= Challenge =
Give the data again exactly as written, skipping any pictures.

= Excerpted data =
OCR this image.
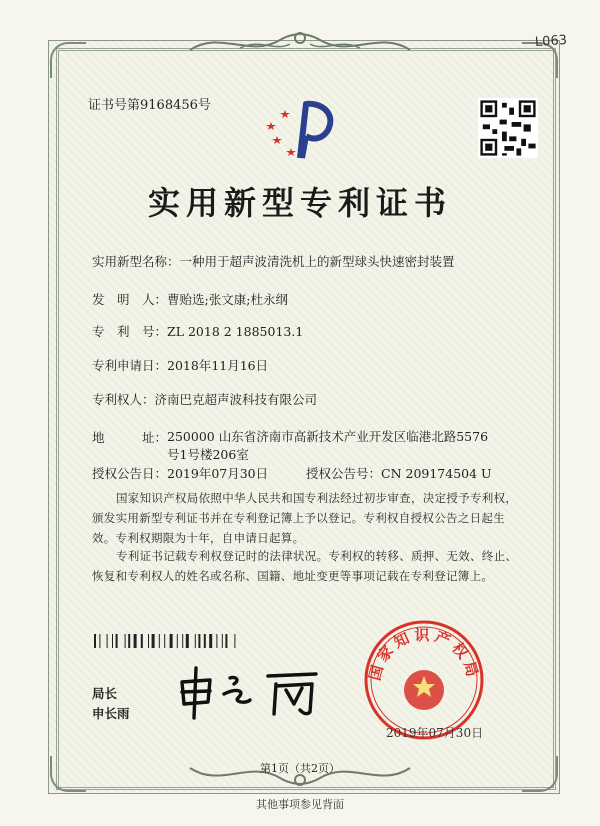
L063
证书号第9168456号
实用新型专利证书
实用新型名称：一种用于超声波清洗机上的新型球头快速密封装置
发　明　人：曹贻选;张文康;杜永纲
专　利　号：ZL 2018 2 1885013.1
专利申请日：2018年11月16日
专利权人：济南巴克超声波科技有限公司
地　　　址：250000 山东省济南市高新技术产业开发区临港北路5576
号1号楼206室
授权公告日：2019年07月30日	授权公告号：CN 209174504 U
国家知识产权局依照中华人民共和国专利法经过初步审查，决定授予专利权，颁发实用新型专利证书并在专利登记簿上予以登记。专利权自授权公告之日起生效。专利权期限为十年，自申请日起算。
专利证书记载专利权登记时的法律状况。专利权的转移、质押、无效、终止、恢复和专利权人的姓名或名称、国籍、地址变更等事项记载在专利登记簿上。
局长
申长雨
国家知识产权局
2019年07月30日
第1页（共2页）
其他事项参见背面
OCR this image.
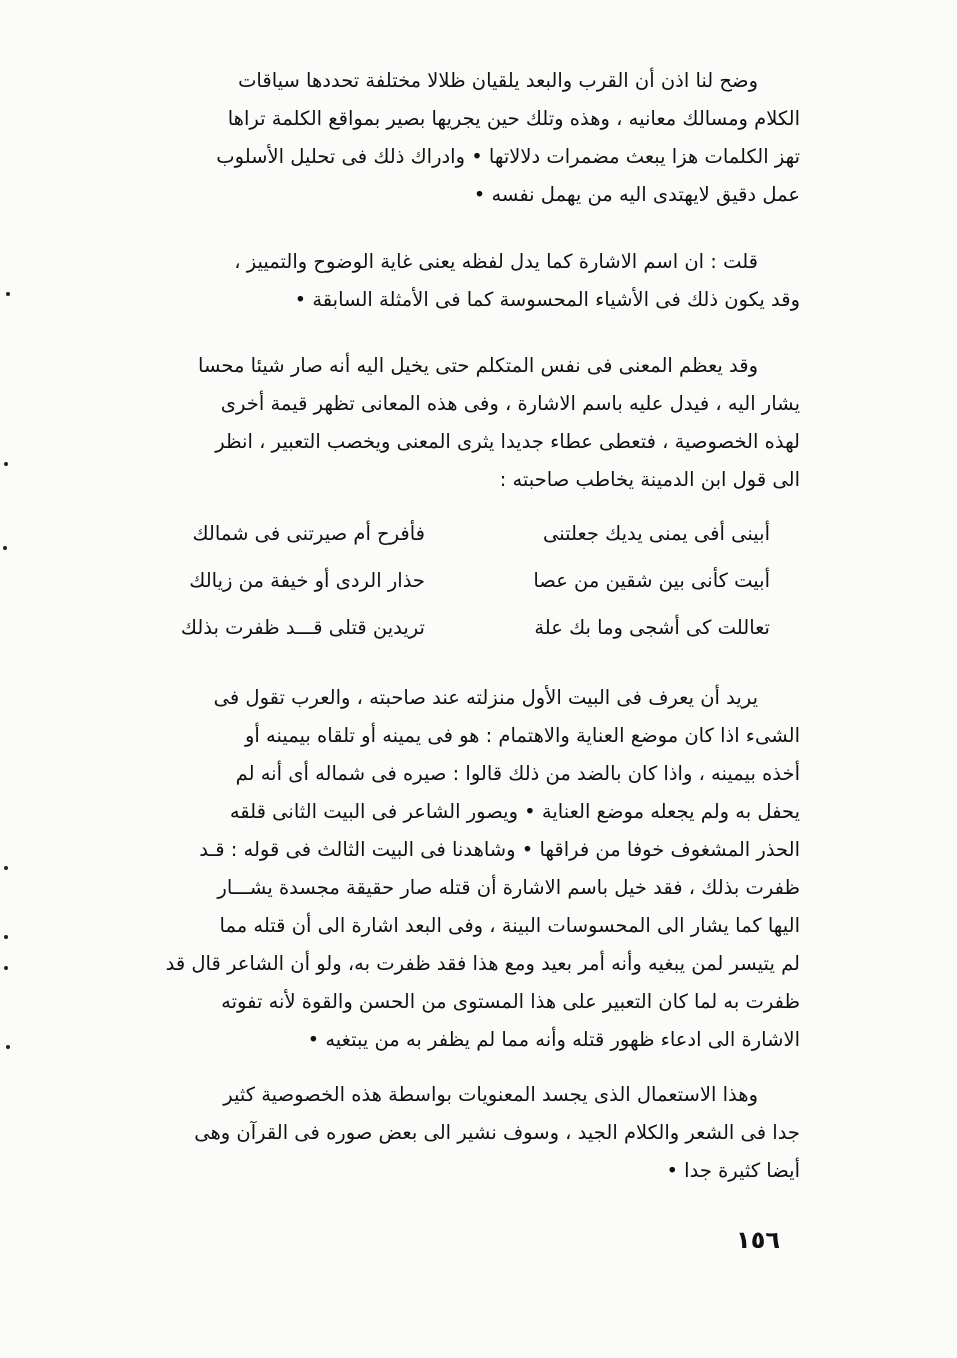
وضح لنا اذن أن القرب والبعد يلقيان ظلالا مختلفة تحددها سياقات
الكلام ومسالك معانيه ، وهذه وتلك حين يجريها بصير بمواقع الكلمة تراها
تهز الكلمات هزا يبعث مضمرات دلالاتها • وادراك ذلك فى تحليل الأسلوب
عمل دقيق لايهتدى اليه من يهمل نفسه •
قلت : ان اسم الاشارة كما يدل لفظه يعنى غاية الوضوح والتمييز ،
وقد يكون ذلك فى الأشياء المحسوسة كما فى الأمثلة السابقة •
وقد يعظم المعنى فى نفس المتكلم حتى يخيل اليه أنه صار شيئا محسا
يشار اليه ، فيدل عليه باسم الاشارة ، وفى هذه المعانى تظهر قيمة أخرى
لهذه الخصوصية ، فتعطى عطاء جديدا يثرى المعنى ويخصب التعبير ، انظر
الى قول ابن الدمينة يخاطب صاحبته :
أبينى أفى يمنى يديك جعلتنى
فأفرح أم صيرتنى فى شمالك
أبيت كأنى بين شقين من عصا
حذار الردى أو خيفة من زيالك
تعاللت كى أشجى وما بك علة
تريدين قتلى قـــد ظفرت بذلك
يريد أن يعرف فى البيت الأول منزلته عند صاحبته ، والعرب تقول فى
الشىء اذا كان موضع العناية والاهتمام : هو فى يمينه أو تلقاه بيمينه أو
أخذه بيمينه ، واذا كان بالضد من ذلك قالوا : صيره فى شماله أى أنه لم
يحفل به ولم يجعله موضع العناية • ويصور الشاعر فى البيت الثانى قلقه
الحذر المشغوف خوفا من فراقها • وشاهدنا فى البيت الثالث فى قوله : قـد
ظفرت بذلك ، فقد خيل باسم الاشارة أن قتله صار حقيقة مجسدة يشـــار
اليها كما يشار الى المحسوسات البينة ، وفى البعد اشارة الى أن قتله مما
لم يتيسر لمن يبغيه وأنه أمر بعيد ومع هذا فقد ظفرت به، ولو أن الشاعر قال قد
ظفرت به لما كان التعبير على هذا المستوى من الحسن والقوة لأنه تفوته
الاشارة الى ادعاء ظهور قتله وأنه مما لم يظفر به من يبتغيه •
وهذا الاستعمال الذى يجسد المعنويات بواسطة هذه الخصوصية كثير
جدا فى الشعر والكلام الجيد ، وسوف نشير الى بعض صوره فى القرآن وهى
أيضا كثيرة جدا •
١٥٦
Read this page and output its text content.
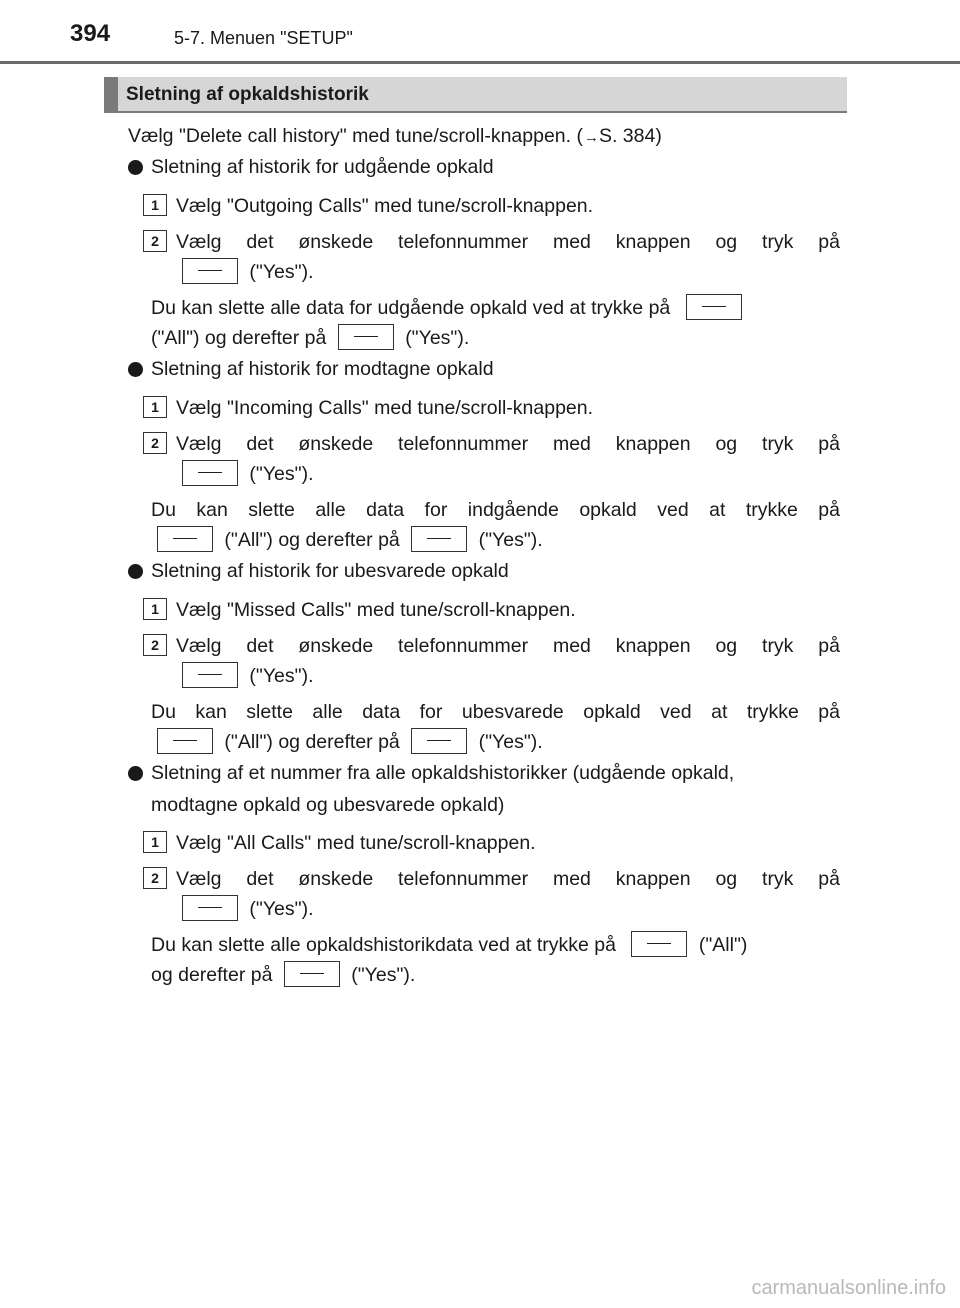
394	5-7. Menuen "SETUP"
Sletning af opkaldshistorik
Vælg "Delete call history" med tune/scroll-knappen. (→S. 384)
Sletning af historik for udgående opkald
1 Vælg "Outgoing Calls" med tune/scroll-knappen.
2 Vælg det ønskede telefonnummer med knappen og tryk på
("Yes").
Du kan slette alle data for udgående opkald ved at trykke på
("All") og derefter på	("Yes").
Sletning af historik for modtagne opkald
1 Vælg "Incoming Calls" med tune/scroll-knappen.
2 Vælg det ønskede telefonnummer med knappen og tryk på
("Yes").
Du kan slette alle data for indgående opkald ved at trykke på
("All") og derefter på	("Yes").
Sletning af historik for ubesvarede opkald
1 Vælg "Missed Calls" med tune/scroll-knappen.
2 Vælg det ønskede telefonnummer med knappen og tryk på
("Yes").
Du kan slette alle data for ubesvarede opkald ved at trykke på
("All") og derefter på	("Yes").
Sletning af et nummer fra alle opkaldshistorikker (udgående opkald,
modtagne opkald og ubesvarede opkald)
1 Vælg "All Calls" med tune/scroll-knappen.
2 Vælg det ønskede telefonnummer med knappen og tryk på
("Yes").
Du kan slette alle opkaldshistorikdata ved at trykke på	("All")
og derefter på	("Yes").
carmanualsonline.info
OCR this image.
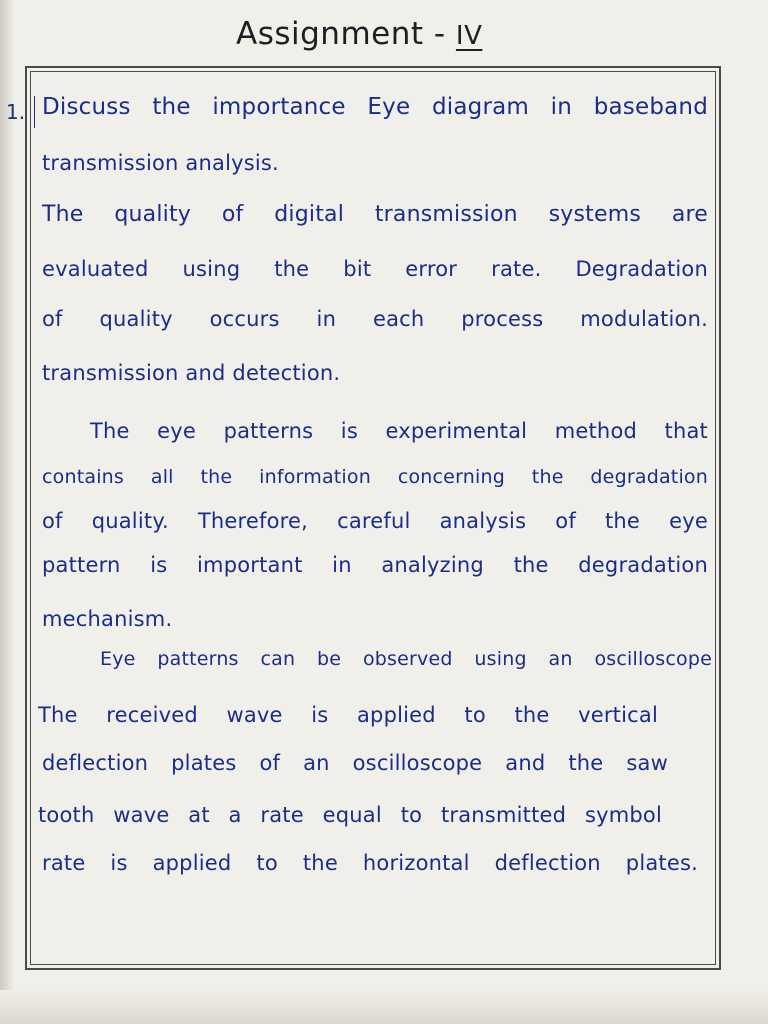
Assignment - IV
1. Discuss the importance Eye diagram in baseband
transmission analysis.
The quality of digital transmission systems are
evaluated using the bit error rate. Degradation
of quality occurs in each process modulation.
transmission and detection.
The eye patterns is experimental method that
contains all the information concerning the degradation
of quality. Therefore, careful analysis of the eye
pattern is important in analyzing the degradation
mechanism.
Eye patterns can be observed using an oscilloscope
The received wave is applied to the vertical
deflection plates of an oscilloscope and the saw
tooth wave at a rate equal to transmitted symbol
rate is applied to the horizontal deflection plates.
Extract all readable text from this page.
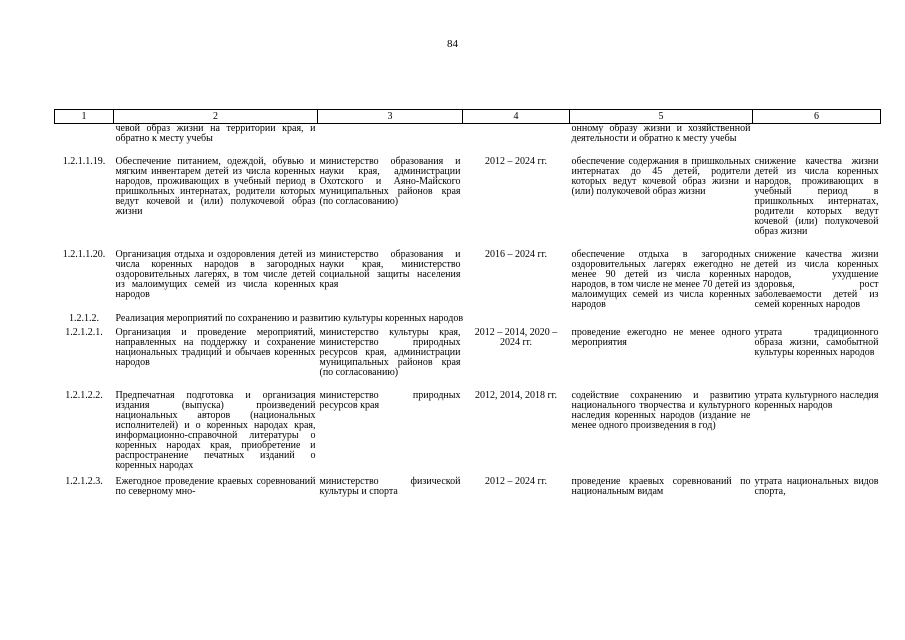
84
1	2	3	4	5	6
	чевой образ жизни на территории края, и обратно к месту учебы			онному образу жизни и хозяйственной деятельности и обратно к месту учебы	

1.2.1.1.19.	Обеспечение питанием, одеждой, обувью и мягким инвентарем детей из числа коренных народов, проживающих в учебный период в пришкольных интернатах, родители которых ведут кочевой и (или) полукочевой образ жизни	министерство образования и науки края, администрации Охотского и Аяно-Майского муниципальных районов края (по согласованию)	2012 – 2024 гг.	обеспечение содержания в пришкольных интернатах до 45 детей, родители которых ведут кочевой образ жизни и (или) полукочевой образ жизни	снижение качества жизни детей из числа коренных народов, проживающих в учебный период в пришкольных интернатах, родители которых ведут кочевой (или) полукочевой образ жизни

1.2.1.1.20.	Организация отдыха и оздоровления детей из числа коренных народов в загородных оздоровительных лагерях, в том числе детей из малоимущих семей из числа коренных народов	министерство образования и науки края, министерство социальной защиты населения края	2016 – 2024 гг.	обеспечение отдыха в загородных оздоровительных лагерях ежегодно не менее 90 детей из числа коренных народов, в том числе не менее 70 детей из малоимущих семей из числа коренных народов	снижение качества жизни детей из числа коренных народов, ухудшение здоровья, рост заболеваемости детей из семей коренных народов

1.2.1.2.	Реализация мероприятий по сохранению и развитию культуры коренных народов				

1.2.1.2.1.	Организация и проведение мероприятий, направленных на поддержку и сохранение национальных традиций и обычаев коренных народов	министерство культуры края, министерство природных ресурсов края, администрации муниципальных районов края (по согласованию)	2012 – 2014, 2020 – 2024 гг.	проведение ежегодно не менее одного мероприятия	утрата традиционного образа жизни, самобытной культуры коренных народов

1.2.1.2.2.	Предпечатная подготовка и организация издания (выпуска) произведений национальных авторов (национальных исполнителей) и о коренных народах края, информационно-справочной литературы о коренных народах края, приобретение и распространение печатных изданий о коренных народах	министерство природных ресурсов края	2012, 2014, 2018 гг.	содействие сохранению и развитию национального творчества и культурного наследия коренных народов (издание не менее одного произведения в год)	утрата культурного наследия коренных народов

1.2.1.2.3.	Ежегодное проведение краевых соревнований по северному мно-	министерство физической культуры и спорта	2012 – 2024 гг.	проведение краевых соревнований по национальным видам	утрата национальных видов спорта,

= Reply =
OCR this image.
L063
证书号第9168456号
实用新型专利证书
实用新型名称：一种用于超声波清洗机上的新型球头快速密封装置
发　明　人：曹贻选;张文康;杜永纲
专　利　号：ZL 2018 2 1885013.1
专利申请日：2018年11月16日
专利权人：济南巴克超声波科技有限公司
地　　　址：250000 山东省济南市高新技术产业开发区临港北路5576
号1号楼206室
授权公告日：2019年07月30日	授权公告号：CN 209174504 U
国家知识产权局依照中华人民共和国专利法经过初步审查，决定授予专利权，颁发实用新型专利证书并在专利登记簿上予以登记。专利权自授权公告之日起生效。专利权期限为十年，自申请日起算。
专利证书记载专利权登记时的法律状况。专利权的转移、质押、无效、终止、恢复和专利权人的姓名或名称、国籍、地址变更等事项记载在专利登记簿上。
局长
申长雨
国家知识产权局
2019年07月30日
第1页（共2页）
其他事项参见背面
OCR this image.
وضح لنا اذن أن القرب والبعد يلقيان ظلالا مختلفة تحددها سياقات
الكلام ومسالك معانيه ، وهذه وتلك حين يجريها بصير بمواقع الكلمة تراها
تهز الكلمات هزا يبعث مضمرات دلالاتها • وادراك ذلك فى تحليل الأسلوب
عمل دقيق لايهتدى اليه من يهمل نفسه •
قلت : ان اسم الاشارة كما يدل لفظه يعنى غاية الوضوح والتمييز ،
وقد يكون ذلك فى الأشياء المحسوسة كما فى الأمثلة السابقة •
وقد يعظم المعنى فى نفس المتكلم حتى يخيل اليه أنه صار شيئا محسا
يشار اليه ، فيدل عليه باسم الاشارة ، وفى هذه المعانى تظهر قيمة أخرى
لهذه الخصوصية ، فتعطى عطاء جديدا يثرى المعنى ويخصب التعبير ، انظر
الى قول ابن الدمينة يخاطب صاحبته :
أبينى أفى يمنى يديك جعلتنى
فأفرح أم صيرتنى فى شمالك
أبيت كأنى بين شقين من عصا
حذار الردى أو خيفة من زيالك
تعاللت كى أشجى وما بك علة
تريدين قتلى قـــد ظفرت بذلك
يريد أن يعرف فى البيت الأول منزلته عند صاحبته ، والعرب تقول فى
الشىء اذا كان موضع العناية والاهتمام : هو فى يمينه أو تلقاه بيمينه أو
أخذه بيمينه ، واذا كان بالضد من ذلك قالوا : صيره فى شماله أى أنه لم
يحفل به ولم يجعله موضع العناية • ويصور الشاعر فى البيت الثانى قلقه
الحذر المشغوف خوفا من فراقها • وشاهدنا فى البيت الثالث فى قوله : قـد
ظفرت بذلك ، فقد خيل باسم الاشارة أن قتله صار حقيقة مجسدة يشـــار
اليها كما يشار الى المحسوسات البينة ، وفى البعد اشارة الى أن قتله مما
لم يتيسر لمن يبغيه وأنه أمر بعيد ومع هذا فقد ظفرت به، ولو أن الشاعر قال قد
ظفرت به لما كان التعبير على هذا المستوى من الحسن والقوة لأنه تفوته
الاشارة الى ادعاء ظهور قتله وأنه مما لم يظفر به من يبتغيه •
وهذا الاستعمال الذى يجسد المعنويات بواسطة هذه الخصوصية كثير
جدا فى الشعر والكلام الجيد ، وسوف نشير الى بعض صوره فى القرآن وهى
أيضا كثيرة جدا •
١٥٦
Read this page and output its text content.
394	5-7. Menuen "SETUP"
Sletning af opkaldshistorik
Vælg "Delete call history" med tune/scroll-knappen. (→S. 384)
Sletning af historik for udgående opkald
1 Vælg "Outgoing Calls" med tune/scroll-knappen.
2 Vælg det ønskede telefonnummer med knappen og tryk på
("Yes").
Du kan slette alle data for udgående opkald ved at trykke på
("All") og derefter på	("Yes").
Sletning af historik for modtagne opkald
1 Vælg "Incoming Calls" med tune/scroll-knappen.
2 Vælg det ønskede telefonnummer med knappen og tryk på
("Yes").
Du kan slette alle data for indgående opkald ved at trykke på
("All") og derefter på	("Yes").
Sletning af historik for ubesvarede opkald
1 Vælg "Missed Calls" med tune/scroll-knappen.
2 Vælg det ønskede telefonnummer med knappen og tryk på
("Yes").
Du kan slette alle data for ubesvarede opkald ved at trykke på
("All") og derefter på	("Yes").
Sletning af et nummer fra alle opkaldshistorikker (udgående opkald,
modtagne opkald og ubesvarede opkald)
1 Vælg "All Calls" med tune/scroll-knappen.
2 Vælg det ønskede telefonnummer med knappen og tryk på
("Yes").
Du kan slette alle opkaldshistorikdata ved at trykke på	("All")
og derefter på	("Yes").
carmanualsonline.info
OCR this image.
Assignment - IV
1. Discuss the importance Eye diagram in baseband
transmission analysis.
The quality of digital transmission systems are
evaluated using the bit error rate. Degradation
of quality occurs in each process modulation.
transmission and detection.
The eye patterns is experimental method that
contains all the information concerning the degradation
of quality. Therefore, careful analysis of the eye
pattern is important in analyzing the degradation
mechanism.
Eye patterns can be observed using an oscilloscope
The received wave is applied to the vertical
deflection plates of an oscilloscope and the saw
tooth wave at a rate equal to transmitted symbol
rate is applied to the horizontal deflection plates.
Extract all readable text from this page.
84
1	2	3	4	5	6
	чевой образ жизни на территории края, и обратно к месту учебы			онному образу жизни и хозяйственной деятельности и обратно к месту учебы	

1.2.1.1.19.	Обеспечение питанием, одеждой, обувью и мягким инвентарем детей из числа коренных народов, проживающих в учебный период в пришкольных интернатах, родители которых ведут кочевой и (или) полукочевой образ жизни	министерство образования и науки края, администрации Охотского и Аяно-Майского муниципальных районов края (по согласованию)	2012 – 2024 гг.	обеспечение содержания в пришкольных интернатах до 45 детей, родители которых ведут кочевой образ жизни и (или) полукочевой образ жизни	снижение качества жизни детей из числа коренных народов, проживающих в учебный период в пришкольных интернатах, родители которых ведут кочевой (или) полукочевой образ жизни

1.2.1.1.20.	Организация отдыха и оздоровления детей из числа коренных народов в загородных оздоровительных лагерях, в том числе детей из малоимущих семей из числа коренных народов	министерство образования и науки края, министерство социальной защиты населения края	2016 – 2024 гг.	обеспечение отдыха в загородных оздоровительных лагерях ежегодно не менее 90 детей из числа коренных народов, в том числе не менее 70 детей из малоимущих семей из числа коренных народов	снижение качества жизни детей из числа коренных народов, ухудшение здоровья, рост заболеваемости детей из семей коренных народов

1.2.1.2.	Реализация мероприятий по сохранению и развитию культуры коренных народов				

1.2.1.2.1.	Организация и проведение мероприятий, направленных на поддержку и сохранение национальных традиций и обычаев коренных народов	министерство культуры края, министерство природных ресурсов края, администрации муниципальных районов края (по согласованию)	2012 – 2014, 2020 – 2024 гг.	проведение ежегодно не менее одного мероприятия	утрата традиционного образа жизни, самобытной культуры коренных народов

1.2.1.2.2.	Предпечатная подготовка и организация издания (выпуска) произведений национальных авторов (национальных исполнителей) и о коренных народах края, информационно-справочной литературы о коренных народах края, приобретение и распространение печатных изданий о коренных народах	министерство природных ресурсов края	2012, 2014, 2018 гг.	содействие сохранению и развитию национального творчества и культурного наследия коренных народов (издание не менее одного произведения в год)	утрата культурного наследия коренных народов

1.2.1.2.3.	Ежегодное проведение краевых соревнований по северному мно-	министерство физической культуры и спорта	2012 – 2024 гг.	проведение краевых соревнований по национальным видам	утрата национальных видов спорта,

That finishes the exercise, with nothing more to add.